-- Start of DATASET EXCERPTS --

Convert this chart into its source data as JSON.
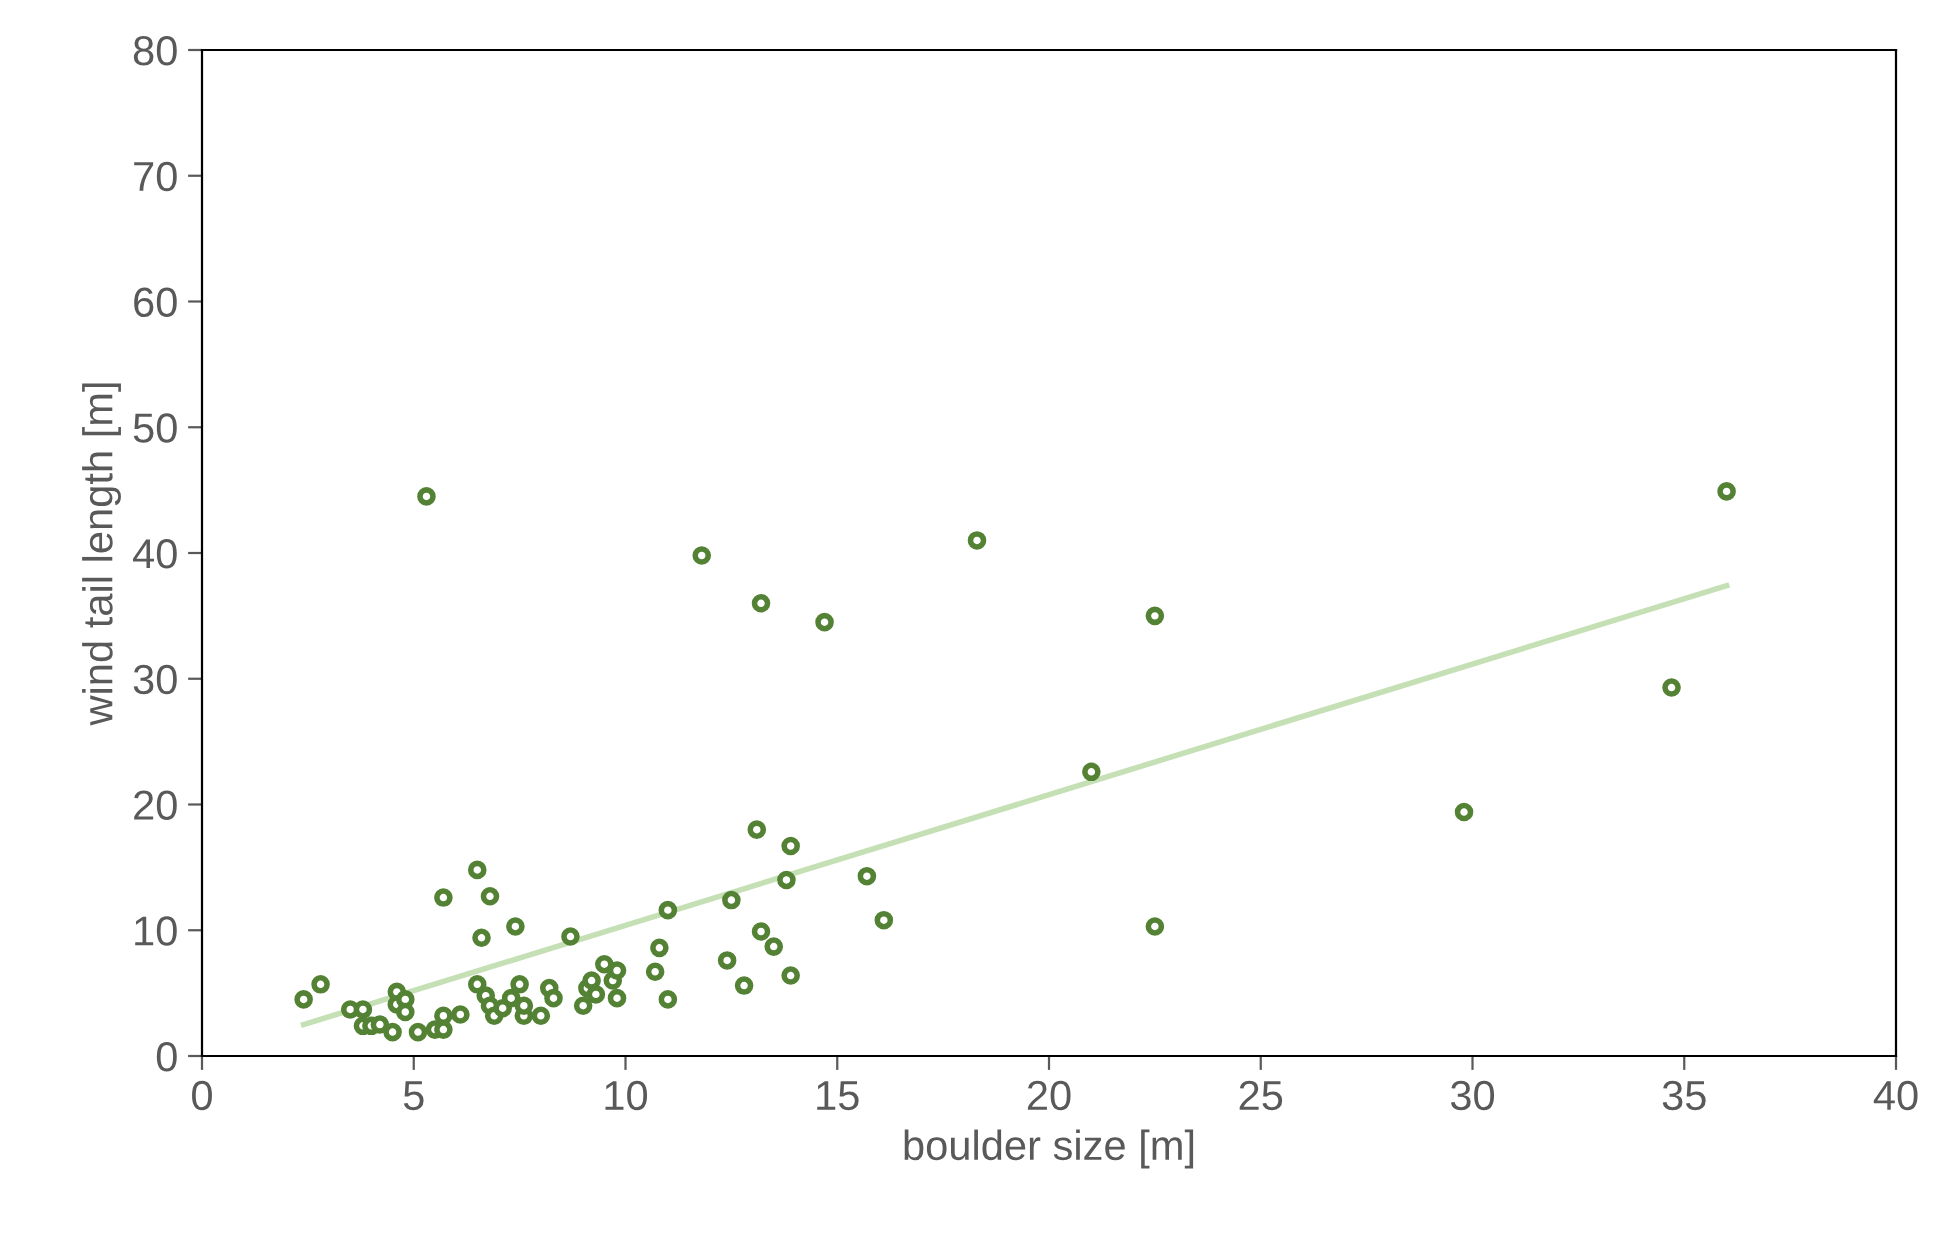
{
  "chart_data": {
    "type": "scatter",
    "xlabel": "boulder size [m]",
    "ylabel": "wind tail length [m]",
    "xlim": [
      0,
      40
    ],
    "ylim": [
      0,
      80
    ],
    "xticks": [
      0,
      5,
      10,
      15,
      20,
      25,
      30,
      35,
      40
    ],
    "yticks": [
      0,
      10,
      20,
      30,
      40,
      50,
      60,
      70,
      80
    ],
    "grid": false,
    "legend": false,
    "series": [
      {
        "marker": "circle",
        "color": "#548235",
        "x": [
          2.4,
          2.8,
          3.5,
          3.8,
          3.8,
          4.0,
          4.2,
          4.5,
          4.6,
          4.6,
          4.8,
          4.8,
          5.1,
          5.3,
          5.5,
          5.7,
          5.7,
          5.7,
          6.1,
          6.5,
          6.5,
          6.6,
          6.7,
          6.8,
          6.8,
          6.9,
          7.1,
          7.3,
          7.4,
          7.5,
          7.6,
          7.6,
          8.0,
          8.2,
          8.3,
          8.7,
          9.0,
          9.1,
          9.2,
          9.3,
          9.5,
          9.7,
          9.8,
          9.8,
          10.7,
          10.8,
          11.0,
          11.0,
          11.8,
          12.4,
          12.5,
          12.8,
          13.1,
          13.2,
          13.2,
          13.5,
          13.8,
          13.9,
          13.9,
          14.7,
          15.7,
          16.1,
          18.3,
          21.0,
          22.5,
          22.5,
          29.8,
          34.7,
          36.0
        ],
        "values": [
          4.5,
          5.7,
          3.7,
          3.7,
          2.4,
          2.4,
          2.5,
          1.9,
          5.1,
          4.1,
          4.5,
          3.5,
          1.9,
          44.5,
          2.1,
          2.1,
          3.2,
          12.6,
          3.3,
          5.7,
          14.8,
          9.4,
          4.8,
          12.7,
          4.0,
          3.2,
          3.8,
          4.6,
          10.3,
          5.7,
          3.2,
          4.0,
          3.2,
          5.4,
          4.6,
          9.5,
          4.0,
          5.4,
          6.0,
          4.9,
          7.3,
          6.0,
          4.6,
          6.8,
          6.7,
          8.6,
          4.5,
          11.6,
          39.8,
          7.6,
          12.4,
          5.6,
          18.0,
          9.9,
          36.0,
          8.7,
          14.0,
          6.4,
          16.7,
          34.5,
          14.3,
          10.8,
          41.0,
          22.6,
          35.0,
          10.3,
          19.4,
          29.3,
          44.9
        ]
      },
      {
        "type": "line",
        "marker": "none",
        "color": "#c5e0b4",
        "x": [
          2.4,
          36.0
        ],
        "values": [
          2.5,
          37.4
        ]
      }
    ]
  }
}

-- End of DATASET EXCERPTS --

### THE EXERCISE
All the lines above are to be given again exactly as they read, with the pictures removed.

### RESULT
Convert this chart into its source data as JSON.
{
  "chart_data": {
    "type": "scatter",
    "xlabel": "boulder size [m]",
    "ylabel": "wind tail length [m]",
    "xlim": [
      0,
      40
    ],
    "ylim": [
      0,
      80
    ],
    "xticks": [
      0,
      5,
      10,
      15,
      20,
      25,
      30,
      35,
      40
    ],
    "yticks": [
      0,
      10,
      20,
      30,
      40,
      50,
      60,
      70,
      80
    ],
    "grid": false,
    "legend": false,
    "series": [
      {
        "marker": "circle",
        "color": "#548235",
        "x": [
          2.4,
          2.8,
          3.5,
          3.8,
          3.8,
          4.0,
          4.2,
          4.5,
          4.6,
          4.6,
          4.8,
          4.8,
          5.1,
          5.3,
          5.5,
          5.7,
          5.7,
          5.7,
          6.1,
          6.5,
          6.5,
          6.6,
          6.7,
          6.8,
          6.8,
          6.9,
          7.1,
          7.3,
          7.4,
          7.5,
          7.6,
          7.6,
          8.0,
          8.2,
          8.3,
          8.7,
          9.0,
          9.1,
          9.2,
          9.3,
          9.5,
          9.7,
          9.8,
          9.8,
          10.7,
          10.8,
          11.0,
          11.0,
          11.8,
          12.4,
          12.5,
          12.8,
          13.1,
          13.2,
          13.2,
          13.5,
          13.8,
          13.9,
          13.9,
          14.7,
          15.7,
          16.1,
          18.3,
          21.0,
          22.5,
          22.5,
          29.8,
          34.7,
          36.0
        ],
        "values": [
          4.5,
          5.7,
          3.7,
          3.7,
          2.4,
          2.4,
          2.5,
          1.9,
          5.1,
          4.1,
          4.5,
          3.5,
          1.9,
          44.5,
          2.1,
          2.1,
          3.2,
          12.6,
          3.3,
          5.7,
          14.8,
          9.4,
          4.8,
          12.7,
          4.0,
          3.2,
          3.8,
          4.6,
          10.3,
          5.7,
          3.2,
          4.0,
          3.2,
          5.4,
          4.6,
          9.5,
          4.0,
          5.4,
          6.0,
          4.9,
          7.3,
          6.0,
          4.6,
          6.8,
          6.7,
          8.6,
          4.5,
          11.6,
          39.8,
          7.6,
          12.4,
          5.6,
          18.0,
          9.9,
          36.0,
          8.7,
          14.0,
          6.4,
          16.7,
          34.5,
          14.3,
          10.8,
          41.0,
          22.6,
          35.0,
          10.3,
          19.4,
          29.3,
          44.9
        ]
      },
      {
        "type": "line",
        "marker": "none",
        "color": "#c5e0b4",
        "x": [
          2.4,
          36.0
        ],
        "values": [
          2.5,
          37.4
        ]
      }
    ]
  }
}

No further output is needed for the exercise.